Data excerpts>
⁂
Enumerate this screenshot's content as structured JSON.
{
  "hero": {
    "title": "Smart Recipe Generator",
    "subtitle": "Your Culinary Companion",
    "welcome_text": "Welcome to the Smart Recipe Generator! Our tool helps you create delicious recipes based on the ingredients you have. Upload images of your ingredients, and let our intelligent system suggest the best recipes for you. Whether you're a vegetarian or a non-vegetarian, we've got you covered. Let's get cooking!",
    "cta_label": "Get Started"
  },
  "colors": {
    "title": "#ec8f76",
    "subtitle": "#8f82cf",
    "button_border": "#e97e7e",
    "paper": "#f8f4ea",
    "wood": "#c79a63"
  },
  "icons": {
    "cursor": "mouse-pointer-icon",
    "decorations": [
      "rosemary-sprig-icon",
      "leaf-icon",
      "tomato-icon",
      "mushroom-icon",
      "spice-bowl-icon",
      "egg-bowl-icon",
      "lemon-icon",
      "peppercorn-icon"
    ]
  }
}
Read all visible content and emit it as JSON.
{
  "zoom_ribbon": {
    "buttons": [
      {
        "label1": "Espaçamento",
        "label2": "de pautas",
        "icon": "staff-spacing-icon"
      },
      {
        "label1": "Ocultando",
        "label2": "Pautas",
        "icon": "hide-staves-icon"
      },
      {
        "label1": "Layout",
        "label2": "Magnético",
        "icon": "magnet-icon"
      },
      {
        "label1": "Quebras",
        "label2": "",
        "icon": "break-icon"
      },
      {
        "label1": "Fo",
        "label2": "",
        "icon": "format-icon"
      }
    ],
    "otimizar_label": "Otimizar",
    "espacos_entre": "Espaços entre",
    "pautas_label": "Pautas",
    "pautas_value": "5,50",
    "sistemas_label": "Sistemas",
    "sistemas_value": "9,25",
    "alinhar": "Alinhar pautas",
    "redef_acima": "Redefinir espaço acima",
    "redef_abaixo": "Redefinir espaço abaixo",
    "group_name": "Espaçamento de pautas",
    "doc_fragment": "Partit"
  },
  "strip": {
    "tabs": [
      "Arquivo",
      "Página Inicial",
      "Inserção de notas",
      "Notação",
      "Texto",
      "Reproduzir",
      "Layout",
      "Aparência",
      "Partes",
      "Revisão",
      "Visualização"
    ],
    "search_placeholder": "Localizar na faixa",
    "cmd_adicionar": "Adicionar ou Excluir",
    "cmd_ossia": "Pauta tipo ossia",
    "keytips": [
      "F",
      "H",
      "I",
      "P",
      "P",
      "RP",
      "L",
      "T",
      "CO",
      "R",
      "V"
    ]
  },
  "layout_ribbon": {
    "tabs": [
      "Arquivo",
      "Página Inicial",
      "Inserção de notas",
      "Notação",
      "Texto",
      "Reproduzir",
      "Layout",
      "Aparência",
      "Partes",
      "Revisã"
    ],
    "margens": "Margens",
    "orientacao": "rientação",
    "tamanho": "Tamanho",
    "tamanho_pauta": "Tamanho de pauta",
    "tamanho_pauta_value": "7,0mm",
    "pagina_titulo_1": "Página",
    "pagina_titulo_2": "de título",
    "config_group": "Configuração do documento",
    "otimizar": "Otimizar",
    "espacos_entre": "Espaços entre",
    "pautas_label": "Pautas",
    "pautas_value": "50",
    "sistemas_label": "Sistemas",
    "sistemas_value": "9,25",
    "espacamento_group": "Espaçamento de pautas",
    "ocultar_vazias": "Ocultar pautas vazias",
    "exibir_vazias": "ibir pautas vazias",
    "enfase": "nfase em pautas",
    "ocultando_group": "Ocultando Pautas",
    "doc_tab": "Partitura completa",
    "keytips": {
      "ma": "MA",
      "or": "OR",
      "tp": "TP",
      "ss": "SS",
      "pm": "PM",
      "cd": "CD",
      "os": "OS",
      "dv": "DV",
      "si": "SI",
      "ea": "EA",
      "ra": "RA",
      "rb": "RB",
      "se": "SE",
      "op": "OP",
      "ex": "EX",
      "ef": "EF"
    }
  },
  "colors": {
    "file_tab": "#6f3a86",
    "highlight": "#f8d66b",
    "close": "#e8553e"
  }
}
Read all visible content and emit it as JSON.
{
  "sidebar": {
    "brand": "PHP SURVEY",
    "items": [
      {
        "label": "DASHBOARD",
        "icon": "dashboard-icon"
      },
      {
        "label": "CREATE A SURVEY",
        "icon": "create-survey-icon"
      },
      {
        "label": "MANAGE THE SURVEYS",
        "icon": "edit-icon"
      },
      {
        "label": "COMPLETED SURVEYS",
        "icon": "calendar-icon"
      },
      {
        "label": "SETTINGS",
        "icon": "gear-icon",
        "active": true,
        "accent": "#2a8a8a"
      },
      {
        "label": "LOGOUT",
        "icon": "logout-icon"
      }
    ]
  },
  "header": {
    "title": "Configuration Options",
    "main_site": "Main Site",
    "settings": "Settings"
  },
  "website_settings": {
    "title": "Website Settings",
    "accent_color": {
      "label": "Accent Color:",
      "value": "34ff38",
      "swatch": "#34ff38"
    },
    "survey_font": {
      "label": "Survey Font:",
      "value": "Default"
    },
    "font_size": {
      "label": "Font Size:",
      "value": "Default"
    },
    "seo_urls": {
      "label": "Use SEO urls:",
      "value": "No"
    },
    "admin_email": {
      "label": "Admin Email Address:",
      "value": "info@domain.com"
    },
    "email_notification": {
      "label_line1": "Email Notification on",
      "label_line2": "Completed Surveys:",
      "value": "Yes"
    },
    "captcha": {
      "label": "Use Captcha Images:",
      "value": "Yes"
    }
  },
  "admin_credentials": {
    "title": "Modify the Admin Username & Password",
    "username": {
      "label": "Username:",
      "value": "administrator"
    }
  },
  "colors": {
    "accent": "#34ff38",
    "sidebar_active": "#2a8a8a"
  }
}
⁂
REQUIRED WORK> Print every entry exactly as it appears.

ANSWER FOR THE TASK>
Enumerate this screenshot's content as structured JSON.
{
  "hero": {
    "title": "Smart Recipe Generator",
    "subtitle": "Your Culinary Companion",
    "welcome_text": "Welcome to the Smart Recipe Generator! Our tool helps you create delicious recipes based on the ingredients you have. Upload images of your ingredients, and let our intelligent system suggest the best recipes for you. Whether you're a vegetarian or a non-vegetarian, we've got you covered. Let's get cooking!",
    "cta_label": "Get Started"
  },
  "colors": {
    "title": "#ec8f76",
    "subtitle": "#8f82cf",
    "button_border": "#e97e7e",
    "paper": "#f8f4ea",
    "wood": "#c79a63"
  },
  "icons": {
    "cursor": "mouse-pointer-icon",
    "decorations": [
      "rosemary-sprig-icon",
      "leaf-icon",
      "tomato-icon",
      "mushroom-icon",
      "spice-bowl-icon",
      "egg-bowl-icon",
      "lemon-icon",
      "peppercorn-icon"
    ]
  }
}
Read all visible content and emit it as JSON.
{
  "zoom_ribbon": {
    "buttons": [
      {
        "label1": "Espaçamento",
        "label2": "de pautas",
        "icon": "staff-spacing-icon"
      },
      {
        "label1": "Ocultando",
        "label2": "Pautas",
        "icon": "hide-staves-icon"
      },
      {
        "label1": "Layout",
        "label2": "Magnético",
        "icon": "magnet-icon"
      },
      {
        "label1": "Quebras",
        "label2": "",
        "icon": "break-icon"
      },
      {
        "label1": "Fo",
        "label2": "",
        "icon": "format-icon"
      }
    ],
    "otimizar_label": "Otimizar",
    "espacos_entre": "Espaços entre",
    "pautas_label": "Pautas",
    "pautas_value": "5,50",
    "sistemas_label": "Sistemas",
    "sistemas_value": "9,25",
    "alinhar": "Alinhar pautas",
    "redef_acima": "Redefinir espaço acima",
    "redef_abaixo": "Redefinir espaço abaixo",
    "group_name": "Espaçamento de pautas",
    "doc_fragment": "Partit"
  },
  "strip": {
    "tabs": [
      "Arquivo",
      "Página Inicial",
      "Inserção de notas",
      "Notação",
      "Texto",
      "Reproduzir",
      "Layout",
      "Aparência",
      "Partes",
      "Revisão",
      "Visualização"
    ],
    "search_placeholder": "Localizar na faixa",
    "cmd_adicionar": "Adicionar ou Excluir",
    "cmd_ossia": "Pauta tipo ossia",
    "keytips": [
      "F",
      "H",
      "I",
      "P",
      "P",
      "RP",
      "L",
      "T",
      "CO",
      "R",
      "V"
    ]
  },
  "layout_ribbon": {
    "tabs": [
      "Arquivo",
      "Página Inicial",
      "Inserção de notas",
      "Notação",
      "Texto",
      "Reproduzir",
      "Layout",
      "Aparência",
      "Partes",
      "Revisã"
    ],
    "margens": "Margens",
    "orientacao": "rientação",
    "tamanho": "Tamanho",
    "tamanho_pauta": "Tamanho de pauta",
    "tamanho_pauta_value": "7,0mm",
    "pagina_titulo_1": "Página",
    "pagina_titulo_2": "de título",
    "config_group": "Configuração do documento",
    "otimizar": "Otimizar",
    "espacos_entre": "Espaços entre",
    "pautas_label": "Pautas",
    "pautas_value": "50",
    "sistemas_label": "Sistemas",
    "sistemas_value": "9,25",
    "espacamento_group": "Espaçamento de pautas",
    "ocultar_vazias": "Ocultar pautas vazias",
    "exibir_vazias": "ibir pautas vazias",
    "enfase": "nfase em pautas",
    "ocultando_group": "Ocultando Pautas",
    "doc_tab": "Partitura completa",
    "keytips": {
      "ma": "MA",
      "or": "OR",
      "tp": "TP",
      "ss": "SS",
      "pm": "PM",
      "cd": "CD",
      "os": "OS",
      "dv": "DV",
      "si": "SI",
      "ea": "EA",
      "ra": "RA",
      "rb": "RB",
      "se": "SE",
      "op": "OP",
      "ex": "EX",
      "ef": "EF"
    }
  },
  "colors": {
    "file_tab": "#6f3a86",
    "highlight": "#f8d66b",
    "close": "#e8553e"
  }
}
Read all visible content and emit it as JSON.
{
  "sidebar": {
    "brand": "PHP SURVEY",
    "items": [
      {
        "label": "DASHBOARD",
        "icon": "dashboard-icon"
      },
      {
        "label": "CREATE A SURVEY",
        "icon": "create-survey-icon"
      },
      {
        "label": "MANAGE THE SURVEYS",
        "icon": "edit-icon"
      },
      {
        "label": "COMPLETED SURVEYS",
        "icon": "calendar-icon"
      },
      {
        "label": "SETTINGS",
        "icon": "gear-icon",
        "active": true,
        "accent": "#2a8a8a"
      },
      {
        "label": "LOGOUT",
        "icon": "logout-icon"
      }
    ]
  },
  "header": {
    "title": "Configuration Options",
    "main_site": "Main Site",
    "settings": "Settings"
  },
  "website_settings": {
    "title": "Website Settings",
    "accent_color": {
      "label": "Accent Color:",
      "value": "34ff38",
      "swatch": "#34ff38"
    },
    "survey_font": {
      "label": "Survey Font:",
      "value": "Default"
    },
    "font_size": {
      "label": "Font Size:",
      "value": "Default"
    },
    "seo_urls": {
      "label": "Use SEO urls:",
      "value": "No"
    },
    "admin_email": {
      "label": "Admin Email Address:",
      "value": "info@domain.com"
    },
    "email_notification": {
      "label_line1": "Email Notification on",
      "label_line2": "Completed Surveys:",
      "value": "Yes"
    },
    "captcha": {
      "label": "Use Captcha Images:",
      "value": "Yes"
    }
  },
  "admin_credentials": {
    "title": "Modify the Admin Username & Password",
    "username": {
      "label": "Username:",
      "value": "administrator"
    }
  },
  "colors": {
    "accent": "#34ff38",
    "sidebar_active": "#2a8a8a"
  }
}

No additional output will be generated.